● **Job**
Where a line in the listing contains the string "JSON", copy that line out.

Begin

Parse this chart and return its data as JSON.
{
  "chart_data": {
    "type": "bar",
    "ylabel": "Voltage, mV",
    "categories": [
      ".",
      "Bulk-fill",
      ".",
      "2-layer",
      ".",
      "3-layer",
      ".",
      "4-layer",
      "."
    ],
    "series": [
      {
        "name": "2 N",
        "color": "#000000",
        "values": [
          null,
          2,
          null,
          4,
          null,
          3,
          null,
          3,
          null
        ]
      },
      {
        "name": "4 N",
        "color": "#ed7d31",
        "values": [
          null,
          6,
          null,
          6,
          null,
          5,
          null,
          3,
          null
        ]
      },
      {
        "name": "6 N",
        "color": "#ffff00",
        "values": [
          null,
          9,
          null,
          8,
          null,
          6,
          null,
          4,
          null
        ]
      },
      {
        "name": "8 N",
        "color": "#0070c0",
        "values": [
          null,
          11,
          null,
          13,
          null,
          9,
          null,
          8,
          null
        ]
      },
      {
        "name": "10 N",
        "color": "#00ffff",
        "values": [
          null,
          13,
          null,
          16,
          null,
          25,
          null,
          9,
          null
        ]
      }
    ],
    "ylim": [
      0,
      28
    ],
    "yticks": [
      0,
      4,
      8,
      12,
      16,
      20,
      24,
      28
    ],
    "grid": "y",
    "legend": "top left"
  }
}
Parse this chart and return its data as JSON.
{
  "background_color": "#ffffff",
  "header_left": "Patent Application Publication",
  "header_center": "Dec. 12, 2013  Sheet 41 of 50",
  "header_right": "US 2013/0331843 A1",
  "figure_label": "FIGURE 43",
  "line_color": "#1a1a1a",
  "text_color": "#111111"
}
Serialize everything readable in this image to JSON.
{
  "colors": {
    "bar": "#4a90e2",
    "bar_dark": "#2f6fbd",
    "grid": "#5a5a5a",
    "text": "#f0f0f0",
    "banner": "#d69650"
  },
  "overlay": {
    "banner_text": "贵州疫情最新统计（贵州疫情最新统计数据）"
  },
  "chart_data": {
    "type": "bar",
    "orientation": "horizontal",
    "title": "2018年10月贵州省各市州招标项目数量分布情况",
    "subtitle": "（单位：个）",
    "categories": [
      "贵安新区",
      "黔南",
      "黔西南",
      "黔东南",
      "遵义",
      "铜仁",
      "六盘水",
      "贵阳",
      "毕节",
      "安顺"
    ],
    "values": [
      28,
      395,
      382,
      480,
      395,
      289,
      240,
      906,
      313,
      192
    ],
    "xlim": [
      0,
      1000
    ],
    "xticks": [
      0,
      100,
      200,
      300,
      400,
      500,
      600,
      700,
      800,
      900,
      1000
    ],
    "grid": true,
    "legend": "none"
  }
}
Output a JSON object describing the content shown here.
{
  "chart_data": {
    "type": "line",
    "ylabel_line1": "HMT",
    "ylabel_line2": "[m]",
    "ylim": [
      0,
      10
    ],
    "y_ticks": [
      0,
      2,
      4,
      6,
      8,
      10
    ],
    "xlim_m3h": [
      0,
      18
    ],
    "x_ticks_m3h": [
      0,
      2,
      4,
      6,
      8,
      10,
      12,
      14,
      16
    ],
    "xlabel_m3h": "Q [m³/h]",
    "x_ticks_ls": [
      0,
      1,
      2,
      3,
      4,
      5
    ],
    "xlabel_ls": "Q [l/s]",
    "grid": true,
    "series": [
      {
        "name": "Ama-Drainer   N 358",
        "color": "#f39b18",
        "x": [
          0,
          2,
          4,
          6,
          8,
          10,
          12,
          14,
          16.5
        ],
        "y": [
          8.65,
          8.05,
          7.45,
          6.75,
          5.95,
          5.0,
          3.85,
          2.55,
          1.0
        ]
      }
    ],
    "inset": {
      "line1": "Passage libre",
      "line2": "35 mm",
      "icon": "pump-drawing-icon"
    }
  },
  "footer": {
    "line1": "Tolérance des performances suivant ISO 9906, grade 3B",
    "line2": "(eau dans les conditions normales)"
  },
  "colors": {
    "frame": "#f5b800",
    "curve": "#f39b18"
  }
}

End

● **Solution for this exercise**
Parse this chart and return its data as JSON.
Parse this chart and return its data as JSON.
Serialize everything readable in this image to JSON.
Output a JSON object describing the content shown here.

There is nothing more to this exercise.